Reproduce verbatim the part of the items that opens with the line containing "x-tick-label: 2020 bbox=[612, 496, 625, 524]" and closes with the line containing "y-tick-label: 26 bbox=[38, 308, 52, 321]", both of those lines included.
>> start PROVIDED INFORMATION
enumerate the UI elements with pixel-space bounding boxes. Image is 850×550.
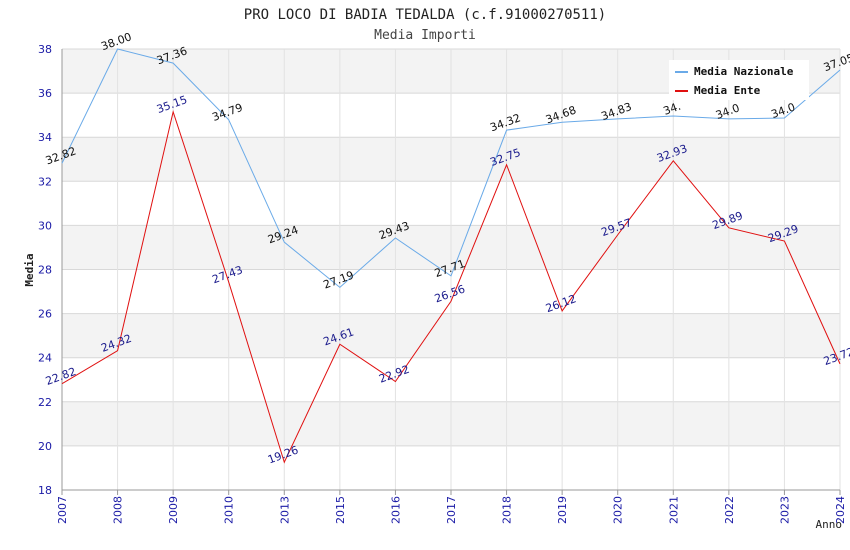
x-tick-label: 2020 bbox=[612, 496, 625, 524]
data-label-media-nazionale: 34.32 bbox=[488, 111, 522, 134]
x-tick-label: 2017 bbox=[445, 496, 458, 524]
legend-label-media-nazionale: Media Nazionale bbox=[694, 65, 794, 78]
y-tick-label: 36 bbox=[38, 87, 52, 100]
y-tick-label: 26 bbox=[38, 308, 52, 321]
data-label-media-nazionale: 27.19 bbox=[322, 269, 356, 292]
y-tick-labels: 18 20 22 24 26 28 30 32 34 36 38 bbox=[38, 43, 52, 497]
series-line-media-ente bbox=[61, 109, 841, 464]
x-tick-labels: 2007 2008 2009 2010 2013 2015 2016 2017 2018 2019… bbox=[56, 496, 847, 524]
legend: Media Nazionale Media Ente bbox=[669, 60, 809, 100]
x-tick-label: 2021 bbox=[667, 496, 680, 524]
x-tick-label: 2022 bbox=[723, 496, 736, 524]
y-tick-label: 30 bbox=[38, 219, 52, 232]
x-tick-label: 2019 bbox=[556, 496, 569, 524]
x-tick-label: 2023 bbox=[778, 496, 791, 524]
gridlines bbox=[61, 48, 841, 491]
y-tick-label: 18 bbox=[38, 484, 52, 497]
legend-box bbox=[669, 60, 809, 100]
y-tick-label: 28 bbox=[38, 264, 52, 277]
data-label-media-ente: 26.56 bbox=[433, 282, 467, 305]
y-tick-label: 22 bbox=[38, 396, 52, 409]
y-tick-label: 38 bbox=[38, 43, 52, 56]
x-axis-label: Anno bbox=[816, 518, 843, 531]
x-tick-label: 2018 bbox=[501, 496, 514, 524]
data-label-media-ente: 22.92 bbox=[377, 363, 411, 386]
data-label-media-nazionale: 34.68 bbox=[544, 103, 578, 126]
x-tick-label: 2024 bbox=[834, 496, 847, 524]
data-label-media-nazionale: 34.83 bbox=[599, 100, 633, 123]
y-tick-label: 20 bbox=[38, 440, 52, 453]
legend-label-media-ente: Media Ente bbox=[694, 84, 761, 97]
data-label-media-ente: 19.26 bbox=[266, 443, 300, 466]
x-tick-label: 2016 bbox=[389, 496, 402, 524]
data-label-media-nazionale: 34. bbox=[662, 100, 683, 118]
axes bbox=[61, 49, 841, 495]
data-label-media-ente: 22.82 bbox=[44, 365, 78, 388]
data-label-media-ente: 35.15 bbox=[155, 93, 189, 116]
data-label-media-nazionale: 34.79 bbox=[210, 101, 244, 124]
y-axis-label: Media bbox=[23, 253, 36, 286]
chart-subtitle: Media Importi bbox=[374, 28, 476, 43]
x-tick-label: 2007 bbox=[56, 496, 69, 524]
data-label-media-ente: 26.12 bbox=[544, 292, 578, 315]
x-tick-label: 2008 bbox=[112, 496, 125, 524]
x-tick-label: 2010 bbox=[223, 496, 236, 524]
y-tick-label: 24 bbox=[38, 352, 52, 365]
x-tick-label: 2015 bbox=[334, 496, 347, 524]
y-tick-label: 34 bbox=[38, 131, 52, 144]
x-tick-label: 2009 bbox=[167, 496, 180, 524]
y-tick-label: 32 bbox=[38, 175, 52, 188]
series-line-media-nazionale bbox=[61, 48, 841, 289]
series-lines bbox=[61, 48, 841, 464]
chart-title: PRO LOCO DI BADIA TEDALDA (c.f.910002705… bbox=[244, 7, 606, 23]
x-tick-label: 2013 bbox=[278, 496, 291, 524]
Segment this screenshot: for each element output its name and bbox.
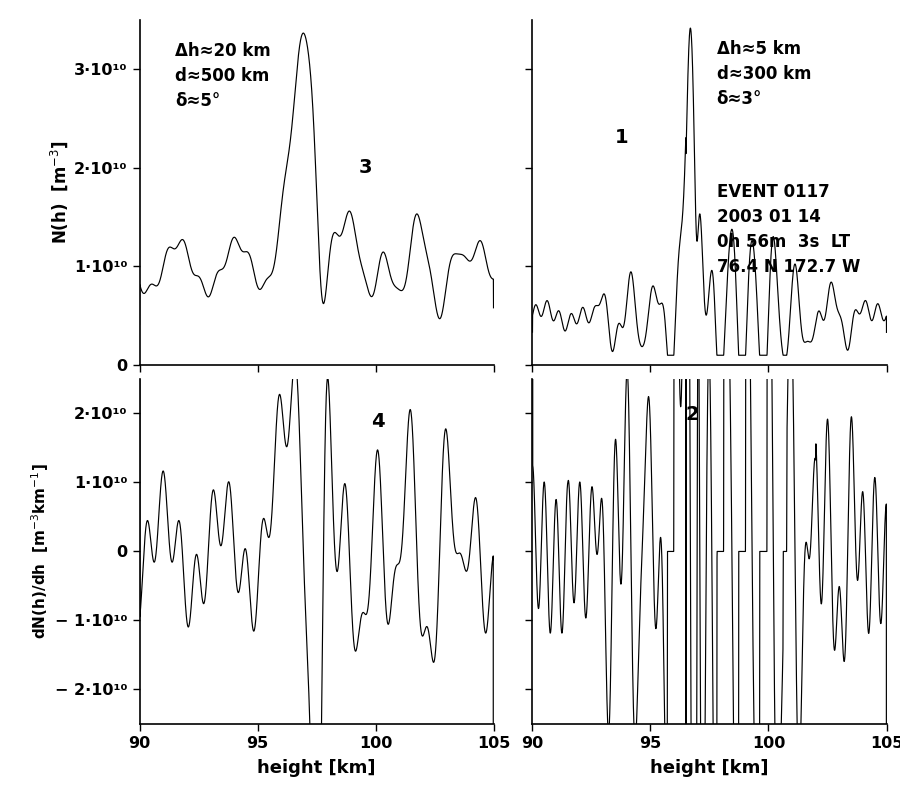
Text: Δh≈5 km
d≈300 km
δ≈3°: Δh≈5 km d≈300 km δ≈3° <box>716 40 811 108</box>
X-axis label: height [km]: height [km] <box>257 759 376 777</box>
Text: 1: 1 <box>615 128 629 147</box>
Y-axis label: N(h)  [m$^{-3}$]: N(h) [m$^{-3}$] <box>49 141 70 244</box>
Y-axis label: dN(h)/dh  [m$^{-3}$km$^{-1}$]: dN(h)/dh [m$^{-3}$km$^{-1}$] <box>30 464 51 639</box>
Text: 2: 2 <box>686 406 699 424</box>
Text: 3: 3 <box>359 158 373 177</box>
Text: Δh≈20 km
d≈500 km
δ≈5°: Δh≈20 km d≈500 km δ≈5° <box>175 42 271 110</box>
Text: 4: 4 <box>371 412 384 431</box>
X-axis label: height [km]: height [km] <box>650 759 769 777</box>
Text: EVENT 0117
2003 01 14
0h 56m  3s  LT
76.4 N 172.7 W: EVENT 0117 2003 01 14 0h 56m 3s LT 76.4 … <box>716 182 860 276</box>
>> end PROVIDED INFORMATION
**SOLUTION TO THIS PROBLEM**.
x-tick-label: 2020 bbox=[612, 496, 625, 524]
data-label-media-nazionale: 34.32 bbox=[488, 111, 522, 134]
x-tick-label: 2017 bbox=[445, 496, 458, 524]
legend-label-media-nazionale: Media Nazionale bbox=[694, 65, 794, 78]
y-tick-label: 36 bbox=[38, 87, 52, 100]
y-tick-label: 26 bbox=[38, 308, 52, 321]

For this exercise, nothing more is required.